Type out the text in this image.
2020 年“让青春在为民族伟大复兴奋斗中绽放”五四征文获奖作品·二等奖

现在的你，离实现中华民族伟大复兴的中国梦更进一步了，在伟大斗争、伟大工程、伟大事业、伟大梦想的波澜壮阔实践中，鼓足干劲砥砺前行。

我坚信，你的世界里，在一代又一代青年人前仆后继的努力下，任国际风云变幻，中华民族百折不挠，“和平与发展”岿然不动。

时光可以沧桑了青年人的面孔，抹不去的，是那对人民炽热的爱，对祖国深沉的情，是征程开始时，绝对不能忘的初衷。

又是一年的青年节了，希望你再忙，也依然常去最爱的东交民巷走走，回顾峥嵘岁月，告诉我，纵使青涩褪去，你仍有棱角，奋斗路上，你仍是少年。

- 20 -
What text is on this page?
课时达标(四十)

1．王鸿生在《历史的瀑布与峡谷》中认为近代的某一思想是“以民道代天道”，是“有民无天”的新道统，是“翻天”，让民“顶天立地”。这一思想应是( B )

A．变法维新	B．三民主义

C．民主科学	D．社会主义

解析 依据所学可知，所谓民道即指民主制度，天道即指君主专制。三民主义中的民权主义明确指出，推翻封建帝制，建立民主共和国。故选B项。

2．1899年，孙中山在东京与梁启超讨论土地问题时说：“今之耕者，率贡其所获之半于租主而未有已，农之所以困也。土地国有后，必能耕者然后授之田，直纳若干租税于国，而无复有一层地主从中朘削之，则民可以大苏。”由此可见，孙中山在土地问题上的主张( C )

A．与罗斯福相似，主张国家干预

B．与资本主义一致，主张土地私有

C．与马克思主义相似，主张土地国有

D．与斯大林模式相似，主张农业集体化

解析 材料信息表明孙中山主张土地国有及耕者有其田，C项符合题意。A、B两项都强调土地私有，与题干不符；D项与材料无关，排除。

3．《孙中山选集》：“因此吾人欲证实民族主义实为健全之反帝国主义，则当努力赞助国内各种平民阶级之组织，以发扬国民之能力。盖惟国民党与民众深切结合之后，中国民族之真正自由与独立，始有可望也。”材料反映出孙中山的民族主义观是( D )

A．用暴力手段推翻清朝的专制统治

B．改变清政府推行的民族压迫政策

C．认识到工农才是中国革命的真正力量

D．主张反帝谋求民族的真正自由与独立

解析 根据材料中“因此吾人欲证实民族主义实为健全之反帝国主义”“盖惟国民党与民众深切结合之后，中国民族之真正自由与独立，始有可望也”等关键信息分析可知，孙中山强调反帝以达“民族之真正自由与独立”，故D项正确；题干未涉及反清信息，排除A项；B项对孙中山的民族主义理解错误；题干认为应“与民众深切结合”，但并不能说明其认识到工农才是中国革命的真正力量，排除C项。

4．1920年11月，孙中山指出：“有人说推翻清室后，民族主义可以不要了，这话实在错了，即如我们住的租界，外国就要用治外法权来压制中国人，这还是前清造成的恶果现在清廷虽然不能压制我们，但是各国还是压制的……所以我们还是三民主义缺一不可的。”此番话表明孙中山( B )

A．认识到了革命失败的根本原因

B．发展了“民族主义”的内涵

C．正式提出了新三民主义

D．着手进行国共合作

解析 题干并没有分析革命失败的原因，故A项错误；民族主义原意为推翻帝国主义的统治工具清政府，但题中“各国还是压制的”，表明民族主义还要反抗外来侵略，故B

....

WHAT TO DO ▸ Repeat every line of the records above exactly.

WRITTEN REPLY ▸
Type out the text in this image.
2020 年“让青春在为民族伟大复兴奋斗中绽放”五四征文获奖作品·二等奖

现在的你，离实现中华民族伟大复兴的中国梦更进一步了，在伟大斗争、伟大工程、伟大事业、伟大梦想的波澜壮阔实践中，鼓足干劲砥砺前行。

我坚信，你的世界里，在一代又一代青年人前仆后继的努力下，任国际风云变幻，中华民族百折不挠，“和平与发展”岿然不动。

时光可以沧桑了青年人的面孔，抹不去的，是那对人民炽热的爱，对祖国深沉的情，是征程开始时，绝对不能忘的初衷。

又是一年的青年节了，希望你再忙，也依然常去最爱的东交民巷走走，回顾峥嵘岁月，告诉我，纵使青涩褪去，你仍有棱角，奋斗路上，你仍是少年。

- 20 -
What text is on this page?
课时达标(四十)

1．王鸿生在《历史的瀑布与峡谷》中认为近代的某一思想是“以民道代天道”，是“有民无天”的新道统，是“翻天”，让民“顶天立地”。这一思想应是( B )

A．变法维新	B．三民主义

C．民主科学	D．社会主义

解析 依据所学可知，所谓民道即指民主制度，天道即指君主专制。三民主义中的民权主义明确指出，推翻封建帝制，建立民主共和国。故选B项。

2．1899年，孙中山在东京与梁启超讨论土地问题时说：“今之耕者，率贡其所获之半于租主而未有已，农之所以困也。土地国有后，必能耕者然后授之田，直纳若干租税于国，而无复有一层地主从中朘削之，则民可以大苏。”由此可见，孙中山在土地问题上的主张( C )

A．与罗斯福相似，主张国家干预

B．与资本主义一致，主张土地私有

C．与马克思主义相似，主张土地国有

D．与斯大林模式相似，主张农业集体化

解析 材料信息表明孙中山主张土地国有及耕者有其田，C项符合题意。A、B两项都强调土地私有，与题干不符；D项与材料无关，排除。

3．《孙中山选集》：“因此吾人欲证实民族主义实为健全之反帝国主义，则当努力赞助国内各种平民阶级之组织，以发扬国民之能力。盖惟国民党与民众深切结合之后，中国民族之真正自由与独立，始有可望也。”材料反映出孙中山的民族主义观是( D )

A．用暴力手段推翻清朝的专制统治

B．改变清政府推行的民族压迫政策

C．认识到工农才是中国革命的真正力量

D．主张反帝谋求民族的真正自由与独立

解析 根据材料中“因此吾人欲证实民族主义实为健全之反帝国主义”“盖惟国民党与民众深切结合之后，中国民族之真正自由与独立，始有可望也”等关键信息分析可知，孙中山强调反帝以达“民族之真正自由与独立”，故D项正确；题干未涉及反清信息，排除A项；B项对孙中山的民族主义理解错误；题干认为应“与民众深切结合”，但并不能说明其认识到工农才是中国革命的真正力量，排除C项。

4．1920年11月，孙中山指出：“有人说推翻清室后，民族主义可以不要了，这话实在错了，即如我们住的租界，外国就要用治外法权来压制中国人，这还是前清造成的恶果现在清廷虽然不能压制我们，但是各国还是压制的……所以我们还是三民主义缺一不可的。”此番话表明孙中山( B )

A．认识到了革命失败的根本原因

B．发展了“民族主义”的内涵

C．正式提出了新三民主义

D．着手进行国共合作

解析 题干并没有分析革命失败的原因，故A项错误；民族主义原意为推翻帝国主义的统治工具清政府，但题中“各国还是压制的”，表明民族主义还要反抗外来侵略，故B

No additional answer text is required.